====== Exercise data

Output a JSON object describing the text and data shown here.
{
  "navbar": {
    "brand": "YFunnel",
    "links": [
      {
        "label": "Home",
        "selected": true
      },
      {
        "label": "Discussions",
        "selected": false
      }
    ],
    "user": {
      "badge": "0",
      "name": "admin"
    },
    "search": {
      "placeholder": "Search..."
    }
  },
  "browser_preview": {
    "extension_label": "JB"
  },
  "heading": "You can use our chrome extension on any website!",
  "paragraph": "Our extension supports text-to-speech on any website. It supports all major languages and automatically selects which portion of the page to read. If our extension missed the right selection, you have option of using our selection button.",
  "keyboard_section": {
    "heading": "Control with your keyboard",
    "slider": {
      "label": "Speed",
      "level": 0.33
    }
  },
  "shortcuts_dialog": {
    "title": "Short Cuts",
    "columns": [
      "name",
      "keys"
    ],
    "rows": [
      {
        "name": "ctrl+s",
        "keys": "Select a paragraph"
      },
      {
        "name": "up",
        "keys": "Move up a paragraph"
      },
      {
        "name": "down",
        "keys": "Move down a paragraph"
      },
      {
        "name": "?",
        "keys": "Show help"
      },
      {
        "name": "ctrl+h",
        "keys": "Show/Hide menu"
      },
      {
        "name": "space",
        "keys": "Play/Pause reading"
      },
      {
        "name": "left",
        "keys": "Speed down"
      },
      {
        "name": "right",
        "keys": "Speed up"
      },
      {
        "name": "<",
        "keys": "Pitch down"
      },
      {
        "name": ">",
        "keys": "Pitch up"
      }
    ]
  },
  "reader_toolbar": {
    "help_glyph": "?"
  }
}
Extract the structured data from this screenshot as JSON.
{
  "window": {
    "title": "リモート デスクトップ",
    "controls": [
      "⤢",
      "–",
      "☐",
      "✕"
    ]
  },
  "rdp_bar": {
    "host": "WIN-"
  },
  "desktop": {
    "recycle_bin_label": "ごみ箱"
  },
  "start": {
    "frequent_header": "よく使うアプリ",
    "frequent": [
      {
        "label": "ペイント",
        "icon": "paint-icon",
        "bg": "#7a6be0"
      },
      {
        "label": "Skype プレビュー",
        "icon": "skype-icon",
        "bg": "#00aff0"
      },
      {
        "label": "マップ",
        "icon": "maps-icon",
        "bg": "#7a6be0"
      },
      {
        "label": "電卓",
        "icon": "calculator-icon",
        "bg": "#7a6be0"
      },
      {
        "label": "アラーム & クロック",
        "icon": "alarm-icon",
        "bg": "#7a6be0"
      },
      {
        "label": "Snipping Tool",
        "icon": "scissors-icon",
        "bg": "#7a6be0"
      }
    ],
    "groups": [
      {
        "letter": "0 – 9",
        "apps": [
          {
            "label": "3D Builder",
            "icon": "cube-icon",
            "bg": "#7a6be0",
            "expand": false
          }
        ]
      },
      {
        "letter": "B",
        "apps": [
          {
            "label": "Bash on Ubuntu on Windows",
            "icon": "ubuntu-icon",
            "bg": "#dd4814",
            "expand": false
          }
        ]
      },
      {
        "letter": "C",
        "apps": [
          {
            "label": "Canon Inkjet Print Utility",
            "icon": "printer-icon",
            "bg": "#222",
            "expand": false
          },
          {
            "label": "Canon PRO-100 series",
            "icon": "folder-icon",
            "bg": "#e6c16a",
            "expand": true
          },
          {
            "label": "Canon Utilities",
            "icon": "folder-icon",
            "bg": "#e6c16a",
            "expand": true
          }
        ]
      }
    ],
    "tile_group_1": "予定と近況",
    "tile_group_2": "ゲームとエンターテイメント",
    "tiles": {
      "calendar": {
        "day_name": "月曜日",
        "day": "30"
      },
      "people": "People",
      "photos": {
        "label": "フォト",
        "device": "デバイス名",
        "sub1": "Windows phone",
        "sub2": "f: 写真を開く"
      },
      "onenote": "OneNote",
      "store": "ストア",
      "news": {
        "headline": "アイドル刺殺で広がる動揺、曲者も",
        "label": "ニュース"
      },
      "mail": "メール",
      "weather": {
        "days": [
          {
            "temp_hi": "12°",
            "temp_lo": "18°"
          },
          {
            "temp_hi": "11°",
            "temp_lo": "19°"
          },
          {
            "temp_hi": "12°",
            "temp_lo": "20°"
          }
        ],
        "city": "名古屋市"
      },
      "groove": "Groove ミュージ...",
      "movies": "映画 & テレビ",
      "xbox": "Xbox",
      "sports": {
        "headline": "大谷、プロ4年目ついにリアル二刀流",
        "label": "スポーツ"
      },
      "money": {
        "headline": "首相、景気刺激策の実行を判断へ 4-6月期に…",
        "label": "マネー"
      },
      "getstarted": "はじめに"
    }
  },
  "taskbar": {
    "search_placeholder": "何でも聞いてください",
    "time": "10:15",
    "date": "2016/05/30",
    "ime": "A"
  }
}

============

> Requirements: Search the records above for the string "website". Copy every line that contains it.

> Correct output:
  "heading": "You can use our chrome extension on any website!",
  "paragraph": "Our extension supports text-to-speech on any website. It supports all major languages and automatically selects which portion of the page to read. If our extension missed the right selection, you have option of using our selection button.",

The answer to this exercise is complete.